# ФРАГМЕНТ ТЕКСТА
_ _ _

2. Страсть к истине.

Здесь можно было бы сказать очень многое, но я ограничусь тем, что особо подчеркну один момент: воспитание в истине. Истина часто является испытанием для человека; она, без сомнения, самый мощный двигатель, ведущий к забвению себя и к настоящей свободе. Возьмем пример Пилата. Он прекрасно знает, что обвиняемый, этот Иисус, невиновен, и что по всей справедливости он должен Его оправдать. Ему хотелось бы это сделать. Но эта истина вступает в конфликт с его положением: она рискует навлечь на него неприятности, а возможно, и лишить его места. Из-за нее могут возникнуть волнения; император может неправильно понять все это; и т. д. Поэтому он жертвует истиной, которая не возвышает голоса, чтобы защитить себя, несмотря на то, что поругание истины оставляет у него в душе смутное чувство собственной трусости. Подобная ситуация повторяется в истории постоянно: вспомним еще один пример, обратный предыдущему — пример Томаса Мора. Каким естественным казалось признать за королем верховенство над Церковью! Ни один догмат не запрещал этого явно. Все епископы сделали это; почему же он, мирянин, поставил на карту свою жизнь и увлек за собой всю семью на этот гибельный путь? Даже если он не думал о себе, не должен ли он был, по крайней мере, взвесив все «за» и «против»; поставить семью выше требований своей совести? Подобные случаи попросту высвечивают, если можно так сказать, макроскопически, то, что без конца происходит в нашей жизни в малом. Я могу выпутаться из какой-то ситуации, сделав небольшую уступку не-истине. Или наоборот: принять, что следование истине повлечет за собой огромные проблемы. Как часто это происходит? И как часто мы пытаемся избежать этих проблем? Ситуация Томаса Мора, переведенная в повседневность, создается постоянно: многие говорят так, почему бы и мне не говорить? Зачем мне нарушать покой группы людей? Зачем выставлять себя смешным? Разве мир и покой общества не выше моих претензий на истину? Именно так групповой конформизм превращается в тиранию против истины. Жорж Бернанос, одержимый тайной призвания к священству и преследуемый трагедиями его крушений, драматически описал эту опасность в персонаже епископа Эспелета. Этот всеми уважаемый епископ был профессором университета; он образован и любезен, во всякой ситуации он умеет находить нужное слово, и такое, какого образованный мир как раз и ждет от епископа:

«И все-таки смелость этого находчивого священника вводит в заблуждение лишь его одного. Его интеллектуальная трусость безгранична [...] увы! никто не заслуживает любви меньше, чем тот, кто живет только для того, чтобы быть любимым. Такие души, столь умело применяющиеся к вкусу каждого, — лишь зеркала...».

_ _ _

# ПРЕДОСТАВЛЕННЫЕ ДАННЫЕ
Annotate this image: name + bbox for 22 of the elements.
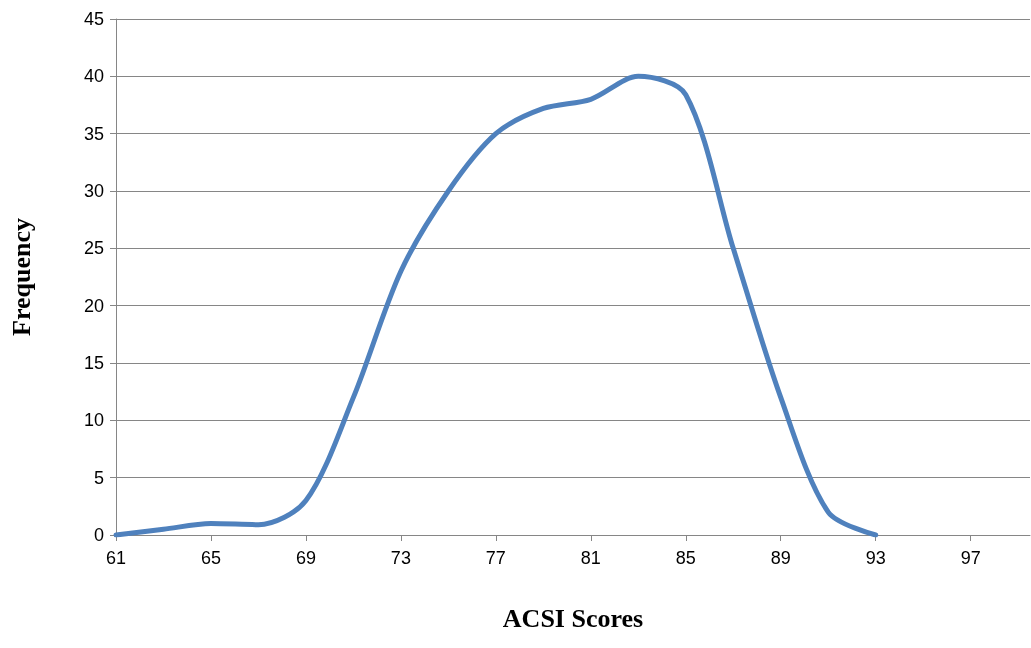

_ _ _

# ПИСЬМЕННОЕ ЗАДАНИЕ
Кем был епископ Эспелет, согласно фрагменту текста о страсти к истине?

# РЕЗУЛЬТАТ
Епископ Эспелет был профессором университета.